**WHAT YOU NEED TO DO**
Report only the number of lines holding "نویس".

**INPUT FOR THIS TASK**
'''

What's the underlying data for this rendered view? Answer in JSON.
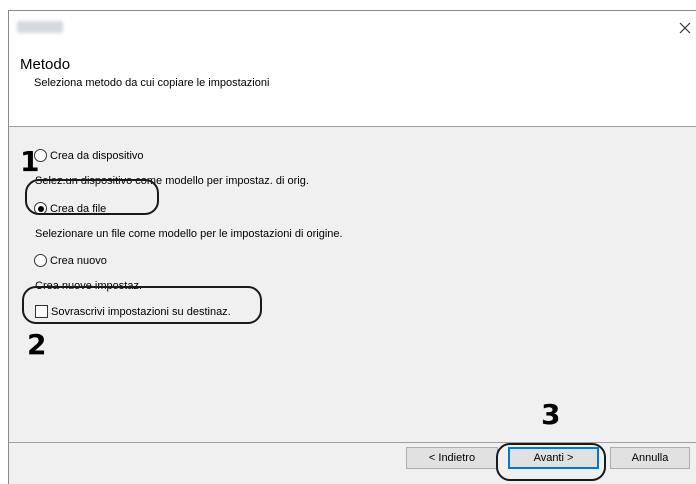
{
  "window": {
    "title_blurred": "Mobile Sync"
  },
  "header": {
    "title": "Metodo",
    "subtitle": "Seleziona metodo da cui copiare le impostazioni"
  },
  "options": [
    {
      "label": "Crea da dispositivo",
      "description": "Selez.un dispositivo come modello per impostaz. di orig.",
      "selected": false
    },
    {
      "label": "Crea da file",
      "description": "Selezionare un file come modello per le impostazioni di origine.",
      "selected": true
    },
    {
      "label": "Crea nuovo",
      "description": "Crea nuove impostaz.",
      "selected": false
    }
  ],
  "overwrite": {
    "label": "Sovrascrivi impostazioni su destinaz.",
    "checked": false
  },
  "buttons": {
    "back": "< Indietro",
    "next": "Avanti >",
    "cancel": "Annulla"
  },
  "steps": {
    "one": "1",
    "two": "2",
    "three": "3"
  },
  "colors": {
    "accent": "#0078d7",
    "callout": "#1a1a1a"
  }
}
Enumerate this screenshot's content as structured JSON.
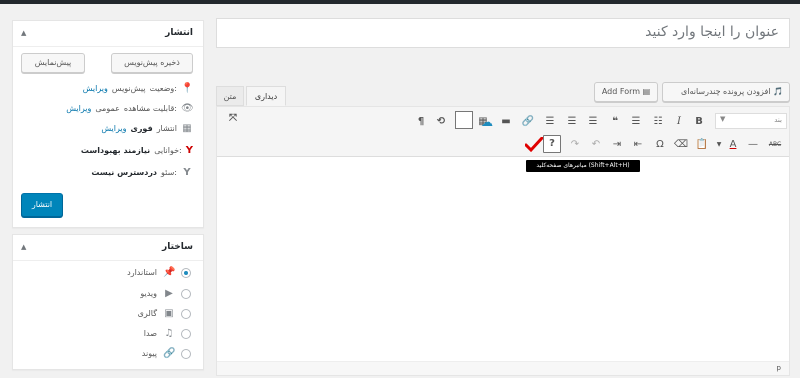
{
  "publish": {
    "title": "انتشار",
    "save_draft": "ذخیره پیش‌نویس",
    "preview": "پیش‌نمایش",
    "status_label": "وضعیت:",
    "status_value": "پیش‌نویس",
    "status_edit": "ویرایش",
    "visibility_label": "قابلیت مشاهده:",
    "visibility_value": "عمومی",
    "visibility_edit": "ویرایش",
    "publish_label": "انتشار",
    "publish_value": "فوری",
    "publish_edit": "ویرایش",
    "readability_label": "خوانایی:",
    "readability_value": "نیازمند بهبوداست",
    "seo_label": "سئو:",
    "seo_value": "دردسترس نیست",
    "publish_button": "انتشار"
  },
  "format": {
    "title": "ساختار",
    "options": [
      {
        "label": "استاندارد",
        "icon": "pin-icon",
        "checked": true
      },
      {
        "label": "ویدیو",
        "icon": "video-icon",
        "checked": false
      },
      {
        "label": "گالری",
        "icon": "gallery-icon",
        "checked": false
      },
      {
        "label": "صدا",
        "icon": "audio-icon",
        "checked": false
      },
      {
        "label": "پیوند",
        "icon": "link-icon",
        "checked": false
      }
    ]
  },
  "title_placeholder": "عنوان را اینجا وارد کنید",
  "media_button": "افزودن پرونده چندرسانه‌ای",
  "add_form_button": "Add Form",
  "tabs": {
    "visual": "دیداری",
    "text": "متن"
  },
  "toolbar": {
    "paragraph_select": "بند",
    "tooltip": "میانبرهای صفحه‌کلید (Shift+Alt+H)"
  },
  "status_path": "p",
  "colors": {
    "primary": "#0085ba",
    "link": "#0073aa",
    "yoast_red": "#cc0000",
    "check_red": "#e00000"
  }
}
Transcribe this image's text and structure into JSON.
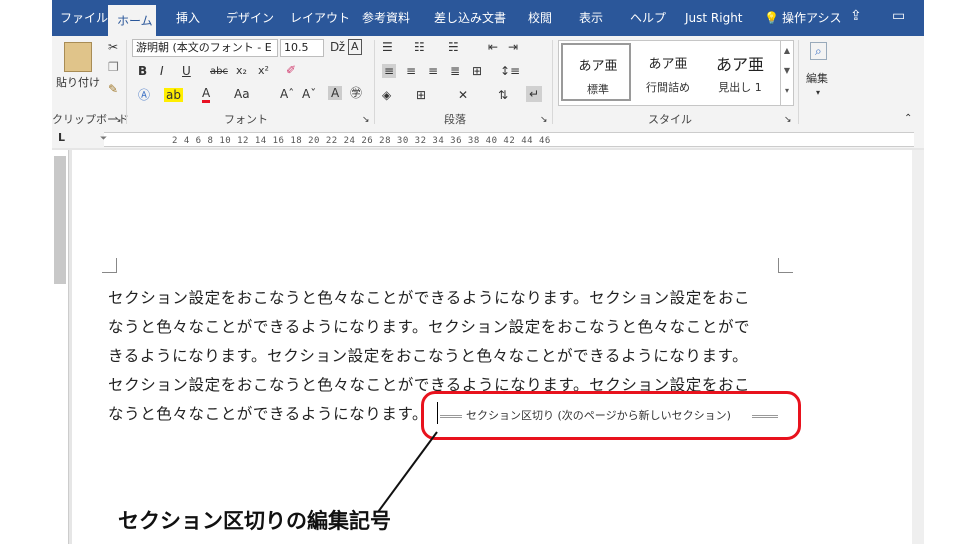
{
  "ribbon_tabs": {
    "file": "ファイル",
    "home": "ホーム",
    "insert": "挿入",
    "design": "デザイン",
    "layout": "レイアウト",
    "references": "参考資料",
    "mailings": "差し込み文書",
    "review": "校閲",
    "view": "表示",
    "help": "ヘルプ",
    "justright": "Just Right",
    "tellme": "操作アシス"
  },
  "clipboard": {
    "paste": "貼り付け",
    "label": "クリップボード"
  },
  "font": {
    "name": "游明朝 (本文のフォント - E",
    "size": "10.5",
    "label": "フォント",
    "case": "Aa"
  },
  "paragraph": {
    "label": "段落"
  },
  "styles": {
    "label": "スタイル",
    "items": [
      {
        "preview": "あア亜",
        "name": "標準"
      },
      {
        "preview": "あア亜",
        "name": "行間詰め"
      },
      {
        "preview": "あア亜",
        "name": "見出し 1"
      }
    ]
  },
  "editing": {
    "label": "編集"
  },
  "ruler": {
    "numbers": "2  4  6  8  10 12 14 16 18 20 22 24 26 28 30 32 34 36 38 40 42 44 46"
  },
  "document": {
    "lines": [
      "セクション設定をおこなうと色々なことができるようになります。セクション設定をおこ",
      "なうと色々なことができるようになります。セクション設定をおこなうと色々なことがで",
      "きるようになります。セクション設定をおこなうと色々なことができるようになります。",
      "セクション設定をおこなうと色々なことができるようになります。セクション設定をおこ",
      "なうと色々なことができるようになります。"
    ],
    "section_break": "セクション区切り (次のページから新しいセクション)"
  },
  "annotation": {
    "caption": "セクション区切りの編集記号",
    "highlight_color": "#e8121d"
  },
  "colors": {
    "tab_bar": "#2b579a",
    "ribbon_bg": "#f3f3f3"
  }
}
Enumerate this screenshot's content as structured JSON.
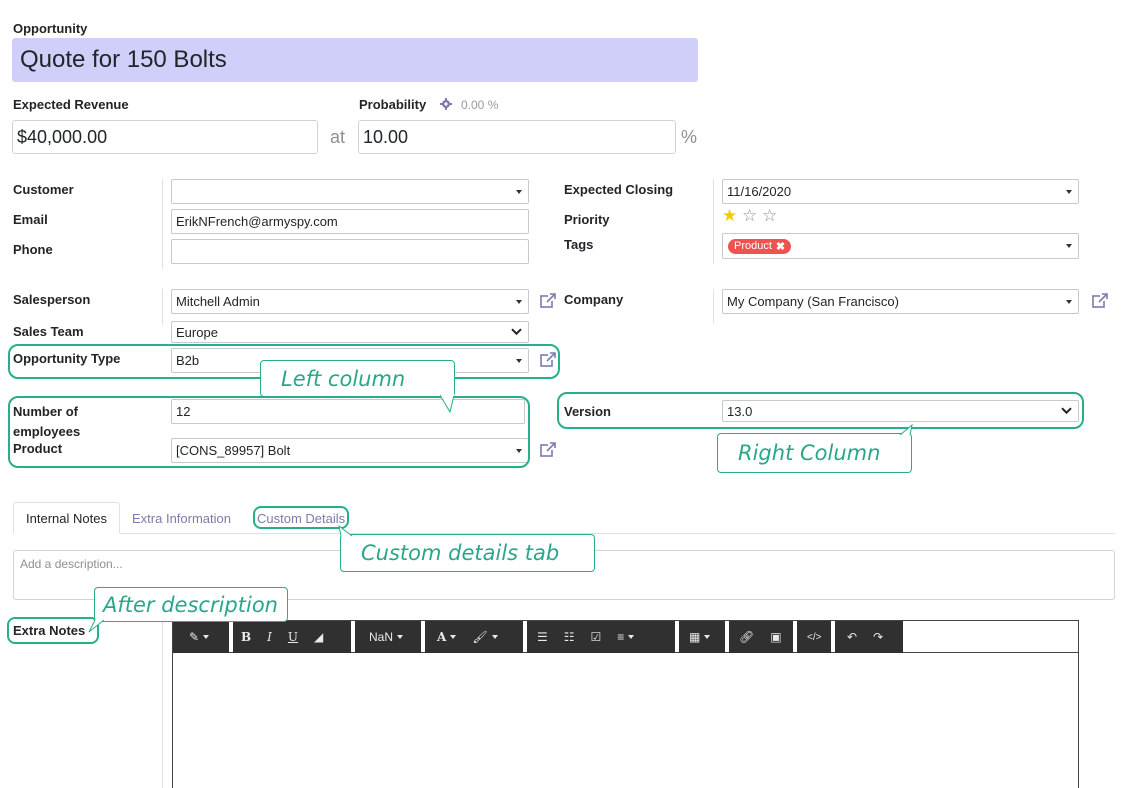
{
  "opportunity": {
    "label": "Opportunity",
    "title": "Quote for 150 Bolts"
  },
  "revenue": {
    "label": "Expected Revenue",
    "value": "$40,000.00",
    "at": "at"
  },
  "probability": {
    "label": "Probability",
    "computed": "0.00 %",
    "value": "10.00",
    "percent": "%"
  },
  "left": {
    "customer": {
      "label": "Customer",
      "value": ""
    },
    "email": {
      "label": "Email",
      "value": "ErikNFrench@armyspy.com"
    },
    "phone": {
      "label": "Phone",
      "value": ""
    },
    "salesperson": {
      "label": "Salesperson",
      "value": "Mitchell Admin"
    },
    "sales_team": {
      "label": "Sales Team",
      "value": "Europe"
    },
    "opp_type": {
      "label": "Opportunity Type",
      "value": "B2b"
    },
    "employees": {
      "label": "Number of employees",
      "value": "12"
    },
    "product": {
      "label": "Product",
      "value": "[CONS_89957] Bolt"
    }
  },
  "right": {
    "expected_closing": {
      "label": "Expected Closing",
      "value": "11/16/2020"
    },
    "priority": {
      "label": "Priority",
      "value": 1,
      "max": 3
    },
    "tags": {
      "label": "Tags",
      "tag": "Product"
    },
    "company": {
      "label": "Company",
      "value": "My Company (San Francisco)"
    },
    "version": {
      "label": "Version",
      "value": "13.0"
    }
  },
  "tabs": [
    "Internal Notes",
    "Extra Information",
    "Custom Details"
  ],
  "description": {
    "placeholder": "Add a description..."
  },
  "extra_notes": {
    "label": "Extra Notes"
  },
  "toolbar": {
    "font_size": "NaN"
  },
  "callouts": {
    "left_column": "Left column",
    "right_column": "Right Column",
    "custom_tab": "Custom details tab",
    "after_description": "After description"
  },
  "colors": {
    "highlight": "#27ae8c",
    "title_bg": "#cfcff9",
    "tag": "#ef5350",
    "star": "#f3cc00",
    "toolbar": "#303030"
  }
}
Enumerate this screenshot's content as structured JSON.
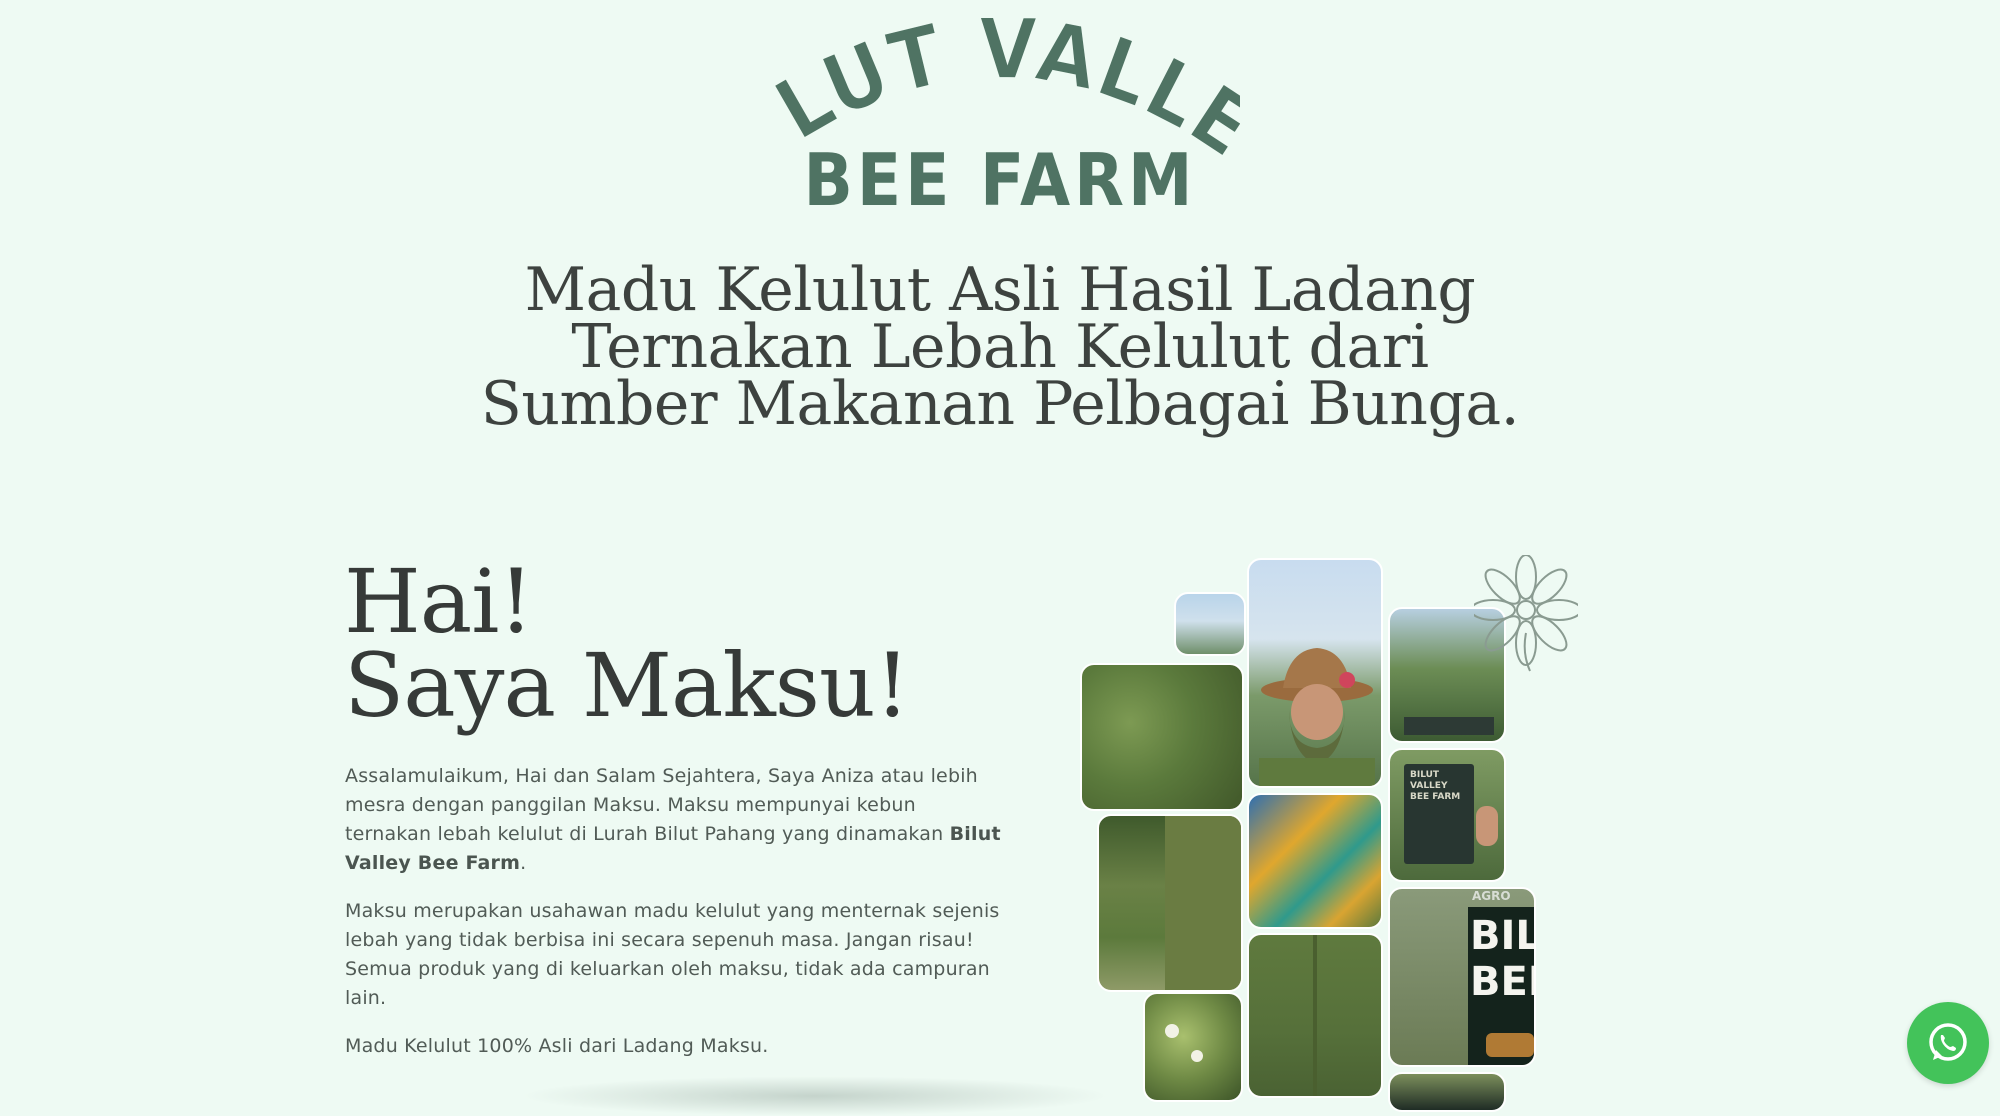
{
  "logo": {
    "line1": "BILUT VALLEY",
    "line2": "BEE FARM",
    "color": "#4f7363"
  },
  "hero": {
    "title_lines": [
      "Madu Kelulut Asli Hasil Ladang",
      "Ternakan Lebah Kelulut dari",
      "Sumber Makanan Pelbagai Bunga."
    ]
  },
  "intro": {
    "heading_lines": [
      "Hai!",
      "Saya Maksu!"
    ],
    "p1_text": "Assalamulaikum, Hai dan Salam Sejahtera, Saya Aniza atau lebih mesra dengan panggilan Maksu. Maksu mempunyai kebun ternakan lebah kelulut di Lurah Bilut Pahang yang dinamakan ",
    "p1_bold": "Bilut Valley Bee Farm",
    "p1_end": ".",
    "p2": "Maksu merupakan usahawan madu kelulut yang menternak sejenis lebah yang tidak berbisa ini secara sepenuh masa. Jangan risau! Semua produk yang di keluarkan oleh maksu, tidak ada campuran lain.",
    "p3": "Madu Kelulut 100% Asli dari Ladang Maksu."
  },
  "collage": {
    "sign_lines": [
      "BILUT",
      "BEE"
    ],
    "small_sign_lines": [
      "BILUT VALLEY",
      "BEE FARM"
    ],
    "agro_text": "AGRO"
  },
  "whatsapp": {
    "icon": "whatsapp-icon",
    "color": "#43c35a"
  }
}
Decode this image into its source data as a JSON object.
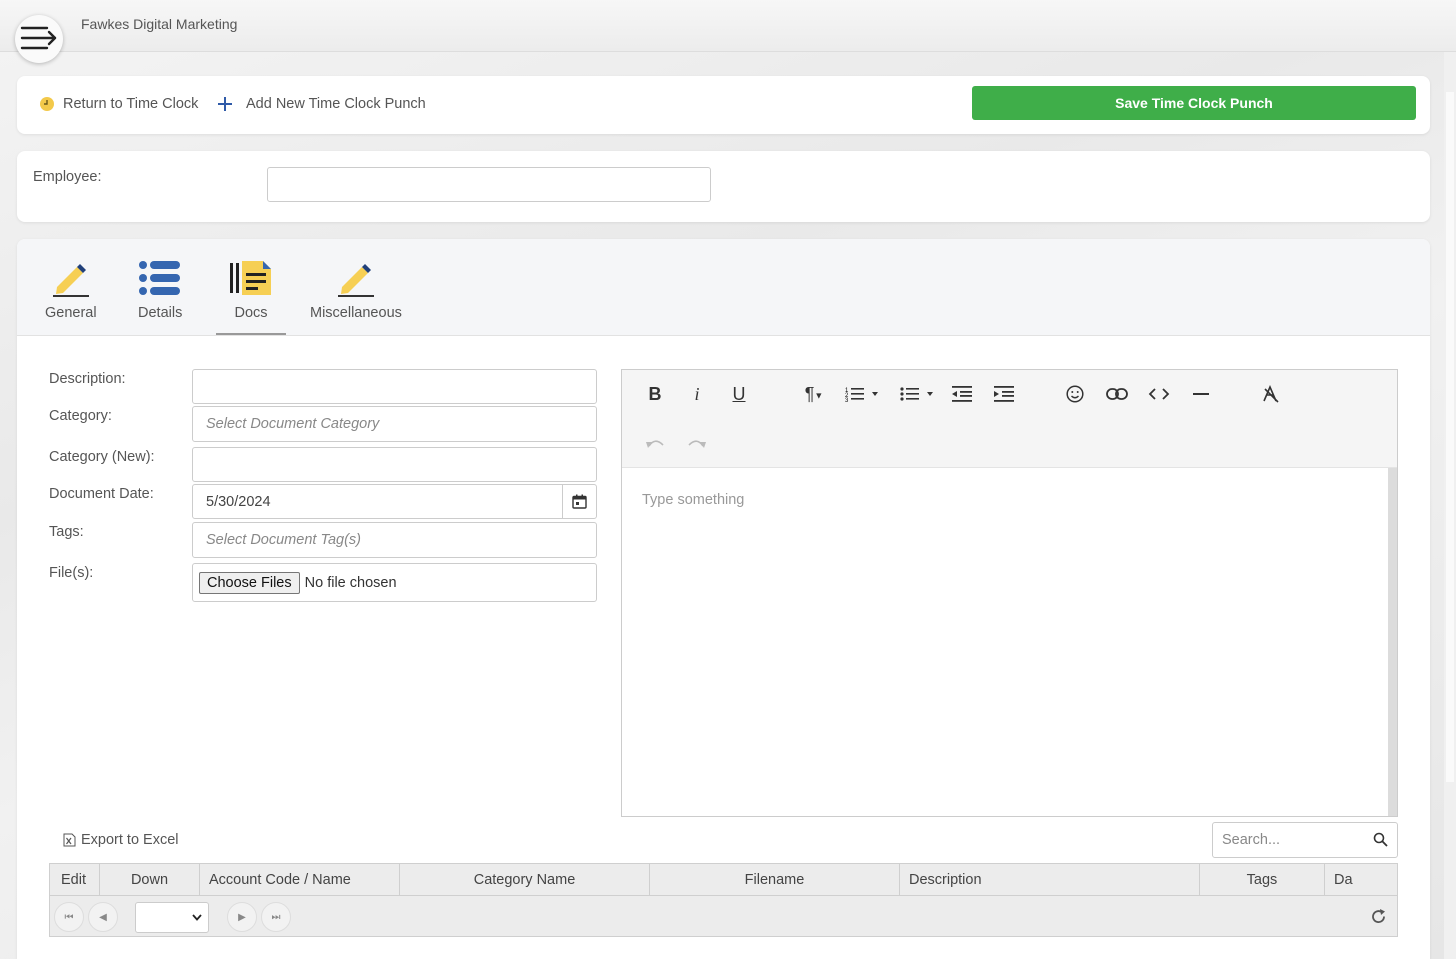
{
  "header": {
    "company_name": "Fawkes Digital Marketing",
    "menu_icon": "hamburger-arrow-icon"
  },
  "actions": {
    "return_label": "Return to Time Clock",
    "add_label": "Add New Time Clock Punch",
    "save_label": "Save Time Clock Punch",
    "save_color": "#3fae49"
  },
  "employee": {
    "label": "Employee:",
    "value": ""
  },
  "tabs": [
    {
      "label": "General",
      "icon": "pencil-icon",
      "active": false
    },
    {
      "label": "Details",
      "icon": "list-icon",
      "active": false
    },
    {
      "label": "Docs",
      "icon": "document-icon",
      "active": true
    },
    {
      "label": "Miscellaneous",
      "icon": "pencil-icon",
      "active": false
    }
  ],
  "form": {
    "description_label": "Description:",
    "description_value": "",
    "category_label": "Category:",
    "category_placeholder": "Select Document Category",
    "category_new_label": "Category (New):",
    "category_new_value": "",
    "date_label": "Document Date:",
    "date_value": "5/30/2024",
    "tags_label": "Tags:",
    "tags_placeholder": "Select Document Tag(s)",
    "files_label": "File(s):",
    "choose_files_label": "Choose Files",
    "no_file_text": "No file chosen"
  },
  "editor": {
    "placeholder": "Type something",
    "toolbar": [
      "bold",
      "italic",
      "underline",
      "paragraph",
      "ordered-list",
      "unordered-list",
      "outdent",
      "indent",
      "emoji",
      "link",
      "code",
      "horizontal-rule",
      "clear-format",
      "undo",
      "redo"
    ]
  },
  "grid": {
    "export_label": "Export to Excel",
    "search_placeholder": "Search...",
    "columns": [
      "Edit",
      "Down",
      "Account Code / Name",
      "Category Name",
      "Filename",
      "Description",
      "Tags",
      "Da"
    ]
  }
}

'''

**RESPONSE BELOW**
2